Work to do: Retype the records below exactly as they appear.
>>
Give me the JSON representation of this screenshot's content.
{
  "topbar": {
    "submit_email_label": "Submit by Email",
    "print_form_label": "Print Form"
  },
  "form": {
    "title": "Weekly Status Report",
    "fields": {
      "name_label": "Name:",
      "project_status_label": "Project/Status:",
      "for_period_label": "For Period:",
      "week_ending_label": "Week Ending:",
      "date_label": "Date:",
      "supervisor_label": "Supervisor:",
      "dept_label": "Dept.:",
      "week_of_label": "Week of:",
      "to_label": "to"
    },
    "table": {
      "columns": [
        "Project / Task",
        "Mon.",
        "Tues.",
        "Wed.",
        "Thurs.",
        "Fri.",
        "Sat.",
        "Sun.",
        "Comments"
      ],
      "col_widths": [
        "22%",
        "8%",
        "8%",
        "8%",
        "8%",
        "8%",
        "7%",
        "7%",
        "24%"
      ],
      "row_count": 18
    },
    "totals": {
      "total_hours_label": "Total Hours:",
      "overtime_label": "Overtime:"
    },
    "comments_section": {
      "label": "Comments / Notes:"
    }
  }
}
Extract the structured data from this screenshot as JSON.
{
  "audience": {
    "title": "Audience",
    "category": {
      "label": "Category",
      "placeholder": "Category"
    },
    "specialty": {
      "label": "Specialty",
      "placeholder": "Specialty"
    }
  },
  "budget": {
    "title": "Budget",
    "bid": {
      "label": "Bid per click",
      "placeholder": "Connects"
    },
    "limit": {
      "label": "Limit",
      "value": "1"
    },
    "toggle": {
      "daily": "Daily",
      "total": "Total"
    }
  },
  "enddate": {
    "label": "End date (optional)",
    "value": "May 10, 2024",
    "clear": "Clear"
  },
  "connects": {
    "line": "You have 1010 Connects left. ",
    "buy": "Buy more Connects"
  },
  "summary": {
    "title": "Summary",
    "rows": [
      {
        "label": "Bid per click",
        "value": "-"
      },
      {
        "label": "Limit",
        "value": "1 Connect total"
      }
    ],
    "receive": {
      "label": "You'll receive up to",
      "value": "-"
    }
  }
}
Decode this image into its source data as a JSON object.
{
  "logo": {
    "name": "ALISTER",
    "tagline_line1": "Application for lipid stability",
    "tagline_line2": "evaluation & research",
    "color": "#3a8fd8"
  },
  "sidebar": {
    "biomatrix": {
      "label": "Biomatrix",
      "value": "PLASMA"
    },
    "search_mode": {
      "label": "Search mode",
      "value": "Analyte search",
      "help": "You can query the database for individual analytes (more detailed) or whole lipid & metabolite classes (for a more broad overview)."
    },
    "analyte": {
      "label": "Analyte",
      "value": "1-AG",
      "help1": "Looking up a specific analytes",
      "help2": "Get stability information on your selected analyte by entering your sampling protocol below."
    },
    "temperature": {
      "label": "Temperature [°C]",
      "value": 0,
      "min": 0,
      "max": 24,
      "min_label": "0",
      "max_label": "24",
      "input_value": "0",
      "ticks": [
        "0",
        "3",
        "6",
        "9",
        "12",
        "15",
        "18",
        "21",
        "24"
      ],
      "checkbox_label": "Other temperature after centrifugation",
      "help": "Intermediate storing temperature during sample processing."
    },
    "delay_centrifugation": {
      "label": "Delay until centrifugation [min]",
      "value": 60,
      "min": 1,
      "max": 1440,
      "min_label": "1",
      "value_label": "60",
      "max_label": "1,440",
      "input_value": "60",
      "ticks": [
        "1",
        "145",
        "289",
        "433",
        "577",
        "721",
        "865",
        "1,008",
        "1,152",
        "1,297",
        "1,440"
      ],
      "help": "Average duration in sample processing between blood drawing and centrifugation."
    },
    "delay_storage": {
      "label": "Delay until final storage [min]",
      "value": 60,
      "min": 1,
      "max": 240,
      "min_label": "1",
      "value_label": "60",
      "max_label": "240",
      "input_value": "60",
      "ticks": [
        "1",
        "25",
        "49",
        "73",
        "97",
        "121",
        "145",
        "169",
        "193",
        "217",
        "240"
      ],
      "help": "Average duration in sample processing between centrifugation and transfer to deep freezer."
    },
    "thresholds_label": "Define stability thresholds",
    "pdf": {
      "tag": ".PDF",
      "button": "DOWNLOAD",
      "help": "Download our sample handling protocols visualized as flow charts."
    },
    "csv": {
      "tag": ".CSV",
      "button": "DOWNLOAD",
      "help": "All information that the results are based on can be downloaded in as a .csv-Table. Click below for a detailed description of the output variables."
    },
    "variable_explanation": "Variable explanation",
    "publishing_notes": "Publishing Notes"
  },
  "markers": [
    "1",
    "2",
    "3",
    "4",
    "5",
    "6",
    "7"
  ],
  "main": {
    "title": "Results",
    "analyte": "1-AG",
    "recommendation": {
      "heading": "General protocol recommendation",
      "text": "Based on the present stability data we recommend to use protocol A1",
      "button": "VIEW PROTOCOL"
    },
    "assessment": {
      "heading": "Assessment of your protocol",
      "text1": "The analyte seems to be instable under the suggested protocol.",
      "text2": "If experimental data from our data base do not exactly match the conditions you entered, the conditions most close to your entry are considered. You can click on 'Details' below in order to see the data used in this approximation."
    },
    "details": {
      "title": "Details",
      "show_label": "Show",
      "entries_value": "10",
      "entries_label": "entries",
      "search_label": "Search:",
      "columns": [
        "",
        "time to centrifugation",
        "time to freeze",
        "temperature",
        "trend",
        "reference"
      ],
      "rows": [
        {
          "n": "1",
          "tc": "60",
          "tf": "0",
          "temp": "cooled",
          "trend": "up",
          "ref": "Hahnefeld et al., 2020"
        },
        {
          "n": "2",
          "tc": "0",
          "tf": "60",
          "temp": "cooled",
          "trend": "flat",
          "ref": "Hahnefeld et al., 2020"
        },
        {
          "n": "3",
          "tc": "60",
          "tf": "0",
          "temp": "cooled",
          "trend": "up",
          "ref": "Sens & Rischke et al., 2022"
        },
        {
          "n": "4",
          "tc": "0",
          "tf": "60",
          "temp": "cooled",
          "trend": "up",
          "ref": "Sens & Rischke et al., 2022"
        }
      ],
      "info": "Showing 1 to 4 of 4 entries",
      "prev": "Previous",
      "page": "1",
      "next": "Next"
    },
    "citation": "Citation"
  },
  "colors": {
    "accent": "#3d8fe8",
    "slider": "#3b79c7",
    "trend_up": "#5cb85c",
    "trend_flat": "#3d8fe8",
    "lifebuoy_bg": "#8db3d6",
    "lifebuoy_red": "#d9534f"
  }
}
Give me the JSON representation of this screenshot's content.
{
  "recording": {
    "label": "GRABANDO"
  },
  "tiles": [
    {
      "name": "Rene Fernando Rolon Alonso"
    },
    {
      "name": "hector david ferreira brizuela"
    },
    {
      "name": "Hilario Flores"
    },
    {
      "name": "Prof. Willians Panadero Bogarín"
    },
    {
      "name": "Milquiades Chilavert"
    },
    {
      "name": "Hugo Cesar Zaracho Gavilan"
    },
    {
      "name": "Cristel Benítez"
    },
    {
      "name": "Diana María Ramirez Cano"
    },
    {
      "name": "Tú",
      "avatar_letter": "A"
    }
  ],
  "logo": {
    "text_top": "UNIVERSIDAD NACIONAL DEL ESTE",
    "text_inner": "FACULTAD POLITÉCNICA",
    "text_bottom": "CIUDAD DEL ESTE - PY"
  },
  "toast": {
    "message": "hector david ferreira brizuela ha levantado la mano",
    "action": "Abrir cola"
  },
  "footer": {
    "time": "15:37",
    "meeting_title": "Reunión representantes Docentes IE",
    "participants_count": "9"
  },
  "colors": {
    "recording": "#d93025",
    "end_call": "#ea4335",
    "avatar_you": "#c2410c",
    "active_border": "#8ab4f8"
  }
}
<<
Response to the exercise:
Give me the JSON representation of this screenshot's content.
{
  "topbar": {
    "submit_email_label": "Submit by Email",
    "print_form_label": "Print Form"
  },
  "form": {
    "title": "Weekly Status Report",
    "fields": {
      "name_label": "Name:",
      "project_status_label": "Project/Status:",
      "for_period_label": "For Period:",
      "week_ending_label": "Week Ending:",
      "date_label": "Date:",
      "supervisor_label": "Supervisor:",
      "dept_label": "Dept.:",
      "week_of_label": "Week of:",
      "to_label": "to"
    },
    "table": {
      "columns": [
        "Project / Task",
        "Mon.",
        "Tues.",
        "Wed.",
        "Thurs.",
        "Fri.",
        "Sat.",
        "Sun.",
        "Comments"
      ],
      "col_widths": [
        "22%",
        "8%",
        "8%",
        "8%",
        "8%",
        "8%",
        "7%",
        "7%",
        "24%"
      ],
      "row_count": 18
    },
    "totals": {
      "total_hours_label": "Total Hours:",
      "overtime_label": "Overtime:"
    },
    "comments_section": {
      "label": "Comments / Notes:"
    }
  }
}
Extract the structured data from this screenshot as JSON.
{
  "audience": {
    "title": "Audience",
    "category": {
      "label": "Category",
      "placeholder": "Category"
    },
    "specialty": {
      "label": "Specialty",
      "placeholder": "Specialty"
    }
  },
  "budget": {
    "title": "Budget",
    "bid": {
      "label": "Bid per click",
      "placeholder": "Connects"
    },
    "limit": {
      "label": "Limit",
      "value": "1"
    },
    "toggle": {
      "daily": "Daily",
      "total": "Total"
    }
  },
  "enddate": {
    "label": "End date (optional)",
    "value": "May 10, 2024",
    "clear": "Clear"
  },
  "connects": {
    "line": "You have 1010 Connects left. ",
    "buy": "Buy more Connects"
  },
  "summary": {
    "title": "Summary",
    "rows": [
      {
        "label": "Bid per click",
        "value": "-"
      },
      {
        "label": "Limit",
        "value": "1 Connect total"
      }
    ],
    "receive": {
      "label": "You'll receive up to",
      "value": "-"
    }
  }
}
Decode this image into its source data as a JSON object.
{
  "logo": {
    "name": "ALISTER",
    "tagline_line1": "Application for lipid stability",
    "tagline_line2": "evaluation & research",
    "color": "#3a8fd8"
  },
  "sidebar": {
    "biomatrix": {
      "label": "Biomatrix",
      "value": "PLASMA"
    },
    "search_mode": {
      "label": "Search mode",
      "value": "Analyte search",
      "help": "You can query the database for individual analytes (more detailed) or whole lipid & metabolite classes (for a more broad overview)."
    },
    "analyte": {
      "label": "Analyte",
      "value": "1-AG",
      "help1": "Looking up a specific analytes",
      "help2": "Get stability information on your selected analyte by entering your sampling protocol below."
    },
    "temperature": {
      "label": "Temperature [°C]",
      "value": 0,
      "min": 0,
      "max": 24,
      "min_label": "0",
      "max_label": "24",
      "input_value": "0",
      "ticks": [
        "0",
        "3",
        "6",
        "9",
        "12",
        "15",
        "18",
        "21",
        "24"
      ],
      "checkbox_label": "Other temperature after centrifugation",
      "help": "Intermediate storing temperature during sample processing."
    },
    "delay_centrifugation": {
      "label": "Delay until centrifugation [min]",
      "value": 60,
      "min": 1,
      "max": 1440,
      "min_label": "1",
      "value_label": "60",
      "max_label": "1,440",
      "input_value": "60",
      "ticks": [
        "1",
        "145",
        "289",
        "433",
        "577",
        "721",
        "865",
        "1,008",
        "1,152",
        "1,297",
        "1,440"
      ],
      "help": "Average duration in sample processing between blood drawing and centrifugation."
    },
    "delay_storage": {
      "label": "Delay until final storage [min]",
      "value": 60,
      "min": 1,
      "max": 240,
      "min_label": "1",
      "value_label": "60",
      "max_label": "240",
      "input_value": "60",
      "ticks": [
        "1",
        "25",
        "49",
        "73",
        "97",
        "121",
        "145",
        "169",
        "193",
        "217",
        "240"
      ],
      "help": "Average duration in sample processing between centrifugation and transfer to deep freezer."
    },
    "thresholds_label": "Define stability thresholds",
    "pdf": {
      "tag": ".PDF",
      "button": "DOWNLOAD",
      "help": "Download our sample handling protocols visualized as flow charts."
    },
    "csv": {
      "tag": ".CSV",
      "button": "DOWNLOAD",
      "help": "All information that the results are based on can be downloaded in as a .csv-Table. Click below for a detailed description of the output variables."
    },
    "variable_explanation": "Variable explanation",
    "publishing_notes": "Publishing Notes"
  },
  "markers": [
    "1",
    "2",
    "3",
    "4",
    "5",
    "6",
    "7"
  ],
  "main": {
    "title": "Results",
    "analyte": "1-AG",
    "recommendation": {
      "heading": "General protocol recommendation",
      "text": "Based on the present stability data we recommend to use protocol A1",
      "button": "VIEW PROTOCOL"
    },
    "assessment": {
      "heading": "Assessment of your protocol",
      "text1": "The analyte seems to be instable under the suggested protocol.",
      "text2": "If experimental data from our data base do not exactly match the conditions you entered, the conditions most close to your entry are considered. You can click on 'Details' below in order to see the data used in this approximation."
    },
    "details": {
      "title": "Details",
      "show_label": "Show",
      "entries_value": "10",
      "entries_label": "entries",
      "search_label": "Search:",
      "columns": [
        "",
        "time to centrifugation",
        "time to freeze",
        "temperature",
        "trend",
        "reference"
      ],
      "rows": [
        {
          "n": "1",
          "tc": "60",
          "tf": "0",
          "temp": "cooled",
          "trend": "up",
          "ref": "Hahnefeld et al., 2020"
        },
        {
          "n": "2",
          "tc": "0",
          "tf": "60",
          "temp": "cooled",
          "trend": "flat",
          "ref": "Hahnefeld et al., 2020"
        },
        {
          "n": "3",
          "tc": "60",
          "tf": "0",
          "temp": "cooled",
          "trend": "up",
          "ref": "Sens & Rischke et al., 2022"
        },
        {
          "n": "4",
          "tc": "0",
          "tf": "60",
          "temp": "cooled",
          "trend": "up",
          "ref": "Sens & Rischke et al., 2022"
        }
      ],
      "info": "Showing 1 to 4 of 4 entries",
      "prev": "Previous",
      "page": "1",
      "next": "Next"
    },
    "citation": "Citation"
  },
  "colors": {
    "accent": "#3d8fe8",
    "slider": "#3b79c7",
    "trend_up": "#5cb85c",
    "trend_flat": "#3d8fe8",
    "lifebuoy_bg": "#8db3d6",
    "lifebuoy_red": "#d9534f"
  }
}
Give me the JSON representation of this screenshot's content.
{
  "recording": {
    "label": "GRABANDO"
  },
  "tiles": [
    {
      "name": "Rene Fernando Rolon Alonso"
    },
    {
      "name": "hector david ferreira brizuela"
    },
    {
      "name": "Hilario Flores"
    },
    {
      "name": "Prof. Willians Panadero Bogarín"
    },
    {
      "name": "Milquiades Chilavert"
    },
    {
      "name": "Hugo Cesar Zaracho Gavilan"
    },
    {
      "name": "Cristel Benítez"
    },
    {
      "name": "Diana María Ramirez Cano"
    },
    {
      "name": "Tú",
      "avatar_letter": "A"
    }
  ],
  "logo": {
    "text_top": "UNIVERSIDAD NACIONAL DEL ESTE",
    "text_inner": "FACULTAD POLITÉCNICA",
    "text_bottom": "CIUDAD DEL ESTE - PY"
  },
  "toast": {
    "message": "hector david ferreira brizuela ha levantado la mano",
    "action": "Abrir cola"
  },
  "footer": {
    "time": "15:37",
    "meeting_title": "Reunión representantes Docentes IE",
    "participants_count": "9"
  },
  "colors": {
    "recording": "#d93025",
    "end_call": "#ea4335",
    "avatar_you": "#c2410c",
    "active_border": "#8ab4f8"
  }
}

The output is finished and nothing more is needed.